## Exercise instructions
Extract the text of each entry below exactly, leaving every image behind.

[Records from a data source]
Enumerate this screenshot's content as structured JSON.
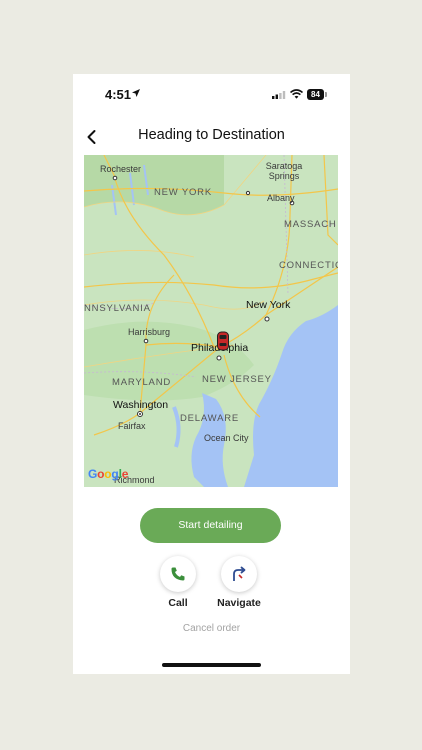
{
  "status_bar": {
    "time": "4:51",
    "battery": "84"
  },
  "header": {
    "title": "Heading to Destination"
  },
  "map": {
    "attribution": "Google",
    "labels": {
      "rochester": "Rochester",
      "saratoga": "Saratoga Springs",
      "new_york_state": "NEW YORK",
      "albany": "Albany",
      "massachusetts": "MASSACH",
      "connecticut": "CONNECTIC",
      "pennsylvania": "NNSYLVANIA",
      "new_york_city": "New York",
      "harrisburg": "Harrisburg",
      "philadelphia": "Philadelphia",
      "maryland": "MARYLAND",
      "new_jersey": "NEW JERSEY",
      "washington": "Washington",
      "delaware": "DELAWARE",
      "fairfax": "Fairfax",
      "ocean_city": "Ocean City",
      "richmond": "Richmond"
    }
  },
  "actions": {
    "start_label": "Start detailing",
    "call_label": "Call",
    "navigate_label": "Navigate",
    "cancel_label": "Cancel order"
  },
  "colors": {
    "accent": "#6aaa57",
    "water": "#a4c3f5",
    "land": "#c9e4bf"
  }
}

## Result of this exercise
Enumerate this screenshot's content as structured JSON.
{
  "status_bar": {
    "time": "4:51",
    "battery": "84"
  },
  "header": {
    "title": "Heading to Destination"
  },
  "map": {
    "attribution": "Google",
    "labels": {
      "rochester": "Rochester",
      "saratoga": "Saratoga Springs",
      "new_york_state": "NEW YORK",
      "albany": "Albany",
      "massachusetts": "MASSACH",
      "connecticut": "CONNECTIC",
      "pennsylvania": "NNSYLVANIA",
      "new_york_city": "New York",
      "harrisburg": "Harrisburg",
      "philadelphia": "Philadelphia",
      "maryland": "MARYLAND",
      "new_jersey": "NEW JERSEY",
      "washington": "Washington",
      "delaware": "DELAWARE",
      "fairfax": "Fairfax",
      "ocean_city": "Ocean City",
      "richmond": "Richmond"
    }
  },
  "actions": {
    "start_label": "Start detailing",
    "call_label": "Call",
    "navigate_label": "Navigate",
    "cancel_label": "Cancel order"
  },
  "colors": {
    "accent": "#6aaa57",
    "water": "#a4c3f5",
    "land": "#c9e4bf"
  }
}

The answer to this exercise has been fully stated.